# What the exercise asks
Exclude any images and output the remaining records exactly.
** begin **
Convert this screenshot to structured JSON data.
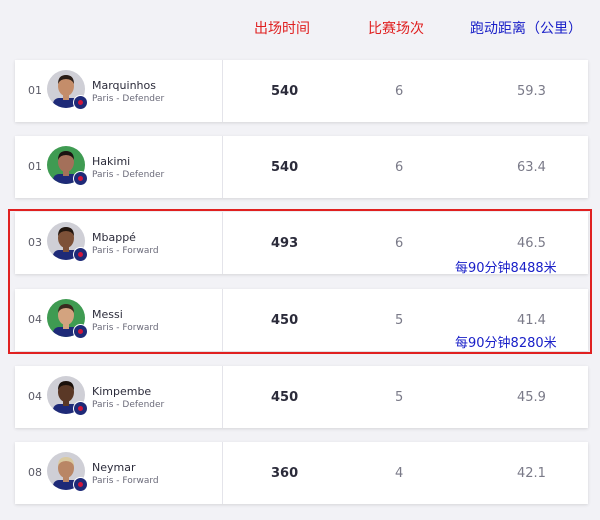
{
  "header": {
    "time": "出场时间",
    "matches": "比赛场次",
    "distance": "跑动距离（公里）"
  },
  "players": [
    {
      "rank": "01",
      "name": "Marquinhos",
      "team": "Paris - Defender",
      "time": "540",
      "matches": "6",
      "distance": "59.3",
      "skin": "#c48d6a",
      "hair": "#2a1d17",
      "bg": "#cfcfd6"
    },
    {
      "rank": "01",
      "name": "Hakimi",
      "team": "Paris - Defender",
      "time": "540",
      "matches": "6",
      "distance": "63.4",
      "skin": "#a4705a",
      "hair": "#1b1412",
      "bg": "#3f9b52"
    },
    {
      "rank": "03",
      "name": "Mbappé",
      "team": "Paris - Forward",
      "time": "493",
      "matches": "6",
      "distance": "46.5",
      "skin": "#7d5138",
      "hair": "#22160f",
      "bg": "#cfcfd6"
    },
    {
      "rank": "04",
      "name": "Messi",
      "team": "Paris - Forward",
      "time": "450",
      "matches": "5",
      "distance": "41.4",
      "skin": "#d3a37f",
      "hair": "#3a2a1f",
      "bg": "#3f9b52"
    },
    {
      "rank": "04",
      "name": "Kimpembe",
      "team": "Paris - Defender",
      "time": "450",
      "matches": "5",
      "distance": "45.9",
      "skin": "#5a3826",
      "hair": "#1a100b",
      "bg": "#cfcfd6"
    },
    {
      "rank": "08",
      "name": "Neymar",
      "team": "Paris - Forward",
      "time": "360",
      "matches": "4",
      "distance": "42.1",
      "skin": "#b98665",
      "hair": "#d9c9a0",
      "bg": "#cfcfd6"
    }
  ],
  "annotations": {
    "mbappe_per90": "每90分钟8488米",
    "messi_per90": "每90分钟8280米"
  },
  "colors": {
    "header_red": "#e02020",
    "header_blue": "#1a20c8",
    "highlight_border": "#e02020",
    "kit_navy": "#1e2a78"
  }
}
** end **
# Response to the exercise
Convert this screenshot to structured JSON data.
{
  "header": {
    "time": "出场时间",
    "matches": "比赛场次",
    "distance": "跑动距离（公里）"
  },
  "players": [
    {
      "rank": "01",
      "name": "Marquinhos",
      "team": "Paris - Defender",
      "time": "540",
      "matches": "6",
      "distance": "59.3",
      "skin": "#c48d6a",
      "hair": "#2a1d17",
      "bg": "#cfcfd6"
    },
    {
      "rank": "01",
      "name": "Hakimi",
      "team": "Paris - Defender",
      "time": "540",
      "matches": "6",
      "distance": "63.4",
      "skin": "#a4705a",
      "hair": "#1b1412",
      "bg": "#3f9b52"
    },
    {
      "rank": "03",
      "name": "Mbappé",
      "team": "Paris - Forward",
      "time": "493",
      "matches": "6",
      "distance": "46.5",
      "skin": "#7d5138",
      "hair": "#22160f",
      "bg": "#cfcfd6"
    },
    {
      "rank": "04",
      "name": "Messi",
      "team": "Paris - Forward",
      "time": "450",
      "matches": "5",
      "distance": "41.4",
      "skin": "#d3a37f",
      "hair": "#3a2a1f",
      "bg": "#3f9b52"
    },
    {
      "rank": "04",
      "name": "Kimpembe",
      "team": "Paris - Defender",
      "time": "450",
      "matches": "5",
      "distance": "45.9",
      "skin": "#5a3826",
      "hair": "#1a100b",
      "bg": "#cfcfd6"
    },
    {
      "rank": "08",
      "name": "Neymar",
      "team": "Paris - Forward",
      "time": "360",
      "matches": "4",
      "distance": "42.1",
      "skin": "#b98665",
      "hair": "#d9c9a0",
      "bg": "#cfcfd6"
    }
  ],
  "annotations": {
    "mbappe_per90": "每90分钟8488米",
    "messi_per90": "每90分钟8280米"
  },
  "colors": {
    "header_red": "#e02020",
    "header_blue": "#1a20c8",
    "highlight_border": "#e02020",
    "kit_navy": "#1e2a78"
  }
}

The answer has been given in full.